Output the entries word for word, from the start of the entries through the line that contains "svg-text:D: D — [389, 139, 396, 149]", including both ends. Leave the pictures out of your answer.

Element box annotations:
_ _ _ _
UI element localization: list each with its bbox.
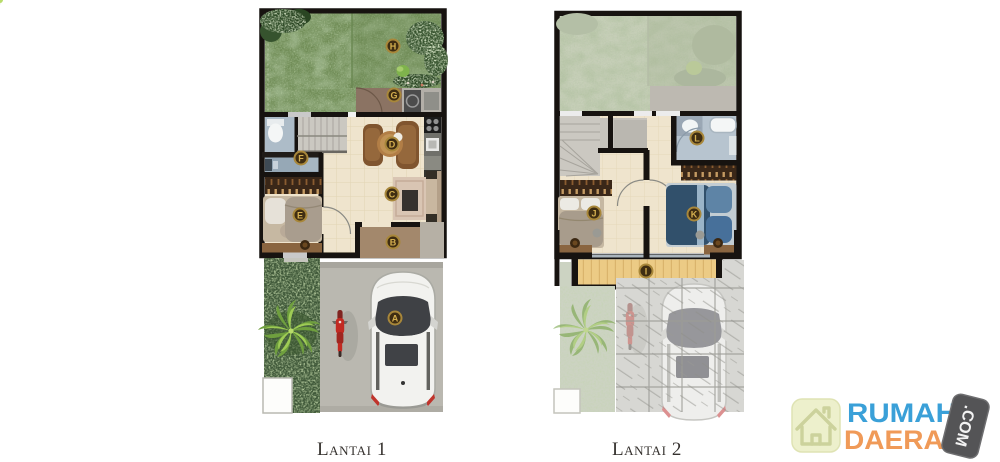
svg-text:J: J — [591, 208, 596, 218]
svg-text:C: C — [389, 189, 396, 199]
svg-text:H: H — [390, 41, 397, 51]
svg-text:I: I — [645, 266, 648, 276]
svg-text:E: E — [297, 210, 303, 220]
svg-text:Lantai 1: Lantai 1 — [317, 439, 387, 460]
svg-text:L: L — [694, 133, 700, 143]
svg-text:Lantai 2: Lantai 2 — [612, 439, 682, 460]
svg-text:B: B — [390, 237, 397, 247]
svg-text:G: G — [390, 90, 397, 100]
svg-text:RUMAH: RUMAH — [847, 398, 957, 428]
svg-text:K: K — [691, 209, 698, 219]
svg-text:F: F — [298, 153, 304, 163]
svg-text:A: A — [392, 313, 399, 323]
svg-text:D: D — [389, 139, 396, 149]
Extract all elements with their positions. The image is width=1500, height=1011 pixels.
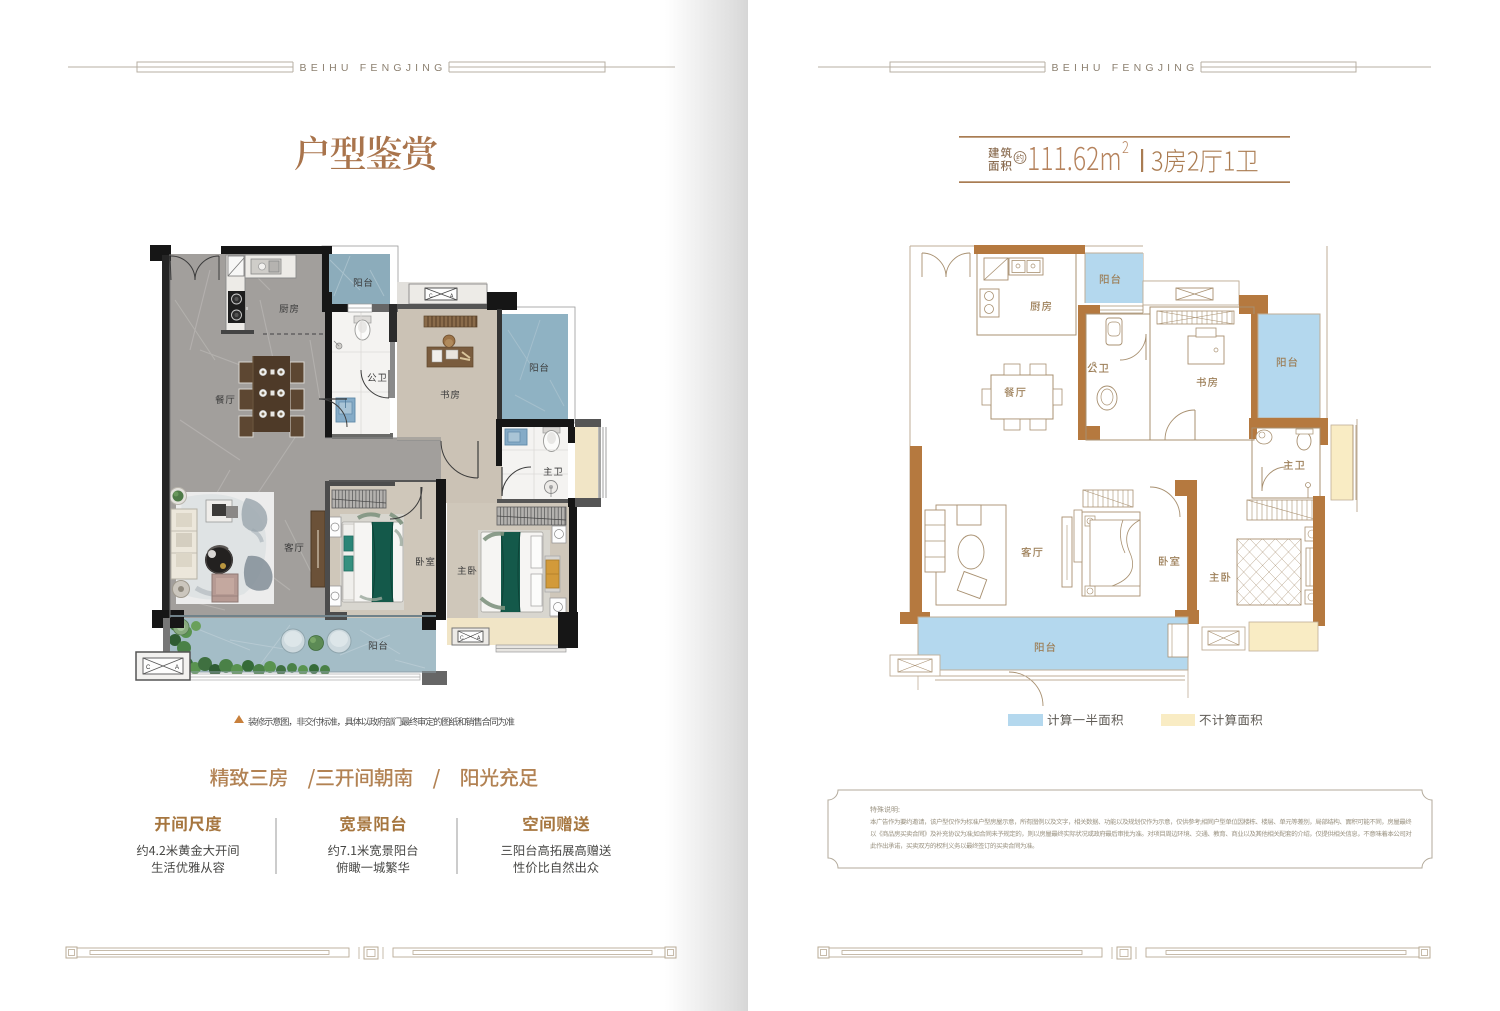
- svg-text:C: C: [429, 294, 433, 300]
- svg-text:BEIHU FENGJING: BEIHU FENGJING: [300, 62, 447, 74]
- svg-text:BEIHU FENGJING: BEIHU FENGJING: [1052, 62, 1199, 74]
- svg-text:C: C: [460, 636, 464, 642]
- svg-text:A: A: [175, 665, 179, 671]
- svg-text:C: C: [146, 665, 151, 671]
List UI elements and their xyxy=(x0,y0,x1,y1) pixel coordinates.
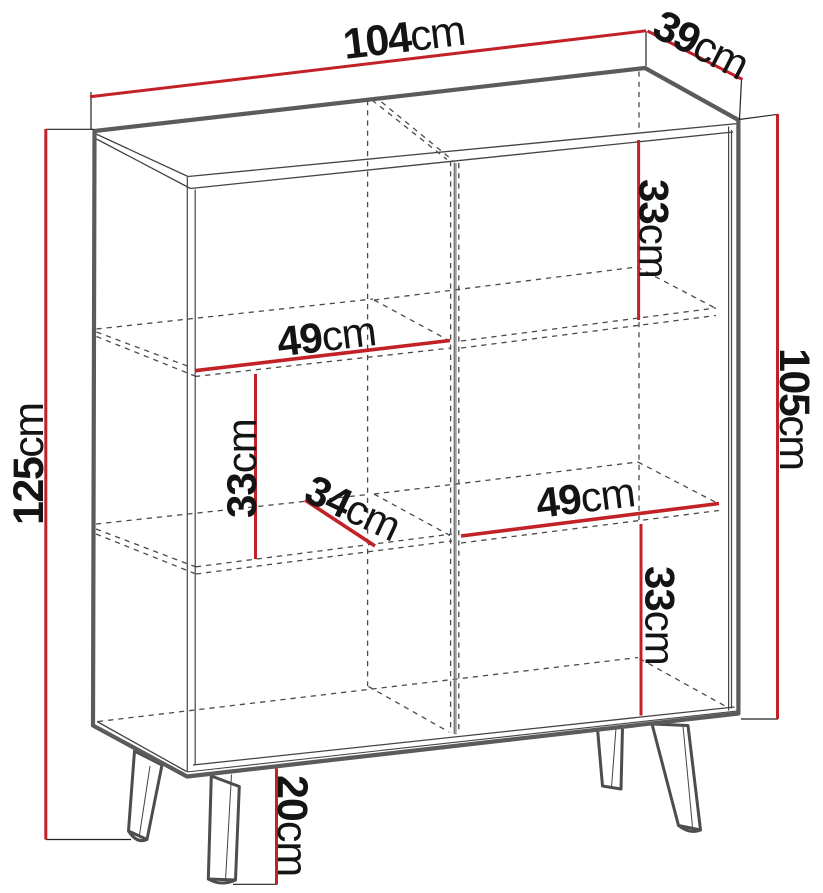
svg-text:33cm: 33cm xyxy=(637,566,684,665)
svg-text:105cm: 105cm xyxy=(770,348,818,470)
svg-text:33cm: 33cm xyxy=(218,419,265,518)
svg-text:33cm: 33cm xyxy=(631,179,678,278)
svg-text:125cm: 125cm xyxy=(5,403,53,525)
svg-text:20cm: 20cm xyxy=(268,775,316,876)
_ _ _ _
# ANSWER TO THE TASK
UI element localization: list each with its bbox.
svg-text:J: J — [591, 208, 596, 218]
svg-text:C: C — [389, 189, 396, 199]
svg-text:H: H — [390, 41, 397, 51]
svg-text:I: I — [645, 266, 648, 276]
svg-text:E: E — [297, 210, 303, 220]
svg-text:Lantai 1: Lantai 1 — [317, 439, 387, 460]
svg-text:L: L — [694, 133, 700, 143]
svg-text:Lantai 2: Lantai 2 — [612, 439, 682, 460]
svg-text:B: B — [390, 237, 397, 247]
svg-text:G: G — [390, 90, 397, 100]
svg-text:RUMAH: RUMAH — [847, 398, 957, 428]
svg-text:K: K — [691, 209, 698, 219]
svg-text:F: F — [298, 153, 304, 163]
svg-text:A: A — [392, 313, 399, 323]
svg-text:D: D — [389, 139, 396, 149]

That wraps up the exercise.